TASK PROMPT:
Send back the entries below exactly as they appear.

DATA IN THIS EXERCISE:
★ ★ ★ ★ ★ ★ ★

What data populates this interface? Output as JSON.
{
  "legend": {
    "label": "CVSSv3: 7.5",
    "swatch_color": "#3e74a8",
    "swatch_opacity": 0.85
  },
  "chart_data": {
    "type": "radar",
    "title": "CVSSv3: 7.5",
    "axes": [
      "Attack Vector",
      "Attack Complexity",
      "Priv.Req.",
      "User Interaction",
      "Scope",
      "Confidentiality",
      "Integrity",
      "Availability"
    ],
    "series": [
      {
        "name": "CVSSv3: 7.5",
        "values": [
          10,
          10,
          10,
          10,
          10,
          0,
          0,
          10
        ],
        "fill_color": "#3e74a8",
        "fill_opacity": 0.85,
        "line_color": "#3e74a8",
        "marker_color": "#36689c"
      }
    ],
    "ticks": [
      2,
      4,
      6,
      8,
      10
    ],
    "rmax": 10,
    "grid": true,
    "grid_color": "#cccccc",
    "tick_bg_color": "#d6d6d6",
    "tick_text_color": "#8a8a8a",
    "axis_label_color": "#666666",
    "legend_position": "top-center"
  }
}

★ ★ ★ ★ ★ ★ ★

ANSWER:
What data populates this interface? Output as JSON.
{
  "legend": {
    "label": "CVSSv3: 7.5",
    "swatch_color": "#3e74a8",
    "swatch_opacity": 0.85
  },
  "chart_data": {
    "type": "radar",
    "title": "CVSSv3: 7.5",
    "axes": [
      "Attack Vector",
      "Attack Complexity",
      "Priv.Req.",
      "User Interaction",
      "Scope",
      "Confidentiality",
      "Integrity",
      "Availability"
    ],
    "series": [
      {
        "name": "CVSSv3: 7.5",
        "values": [
          10,
          10,
          10,
          10,
          10,
          0,
          0,
          10
        ],
        "fill_color": "#3e74a8",
        "fill_opacity": 0.85,
        "line_color": "#3e74a8",
        "marker_color": "#36689c"
      }
    ],
    "ticks": [
      2,
      4,
      6,
      8,
      10
    ],
    "rmax": 10,
    "grid": true,
    "grid_color": "#cccccc",
    "tick_bg_color": "#d6d6d6",
    "tick_text_color": "#8a8a8a",
    "axis_label_color": "#666666",
    "legend_position": "top-center"
  }
}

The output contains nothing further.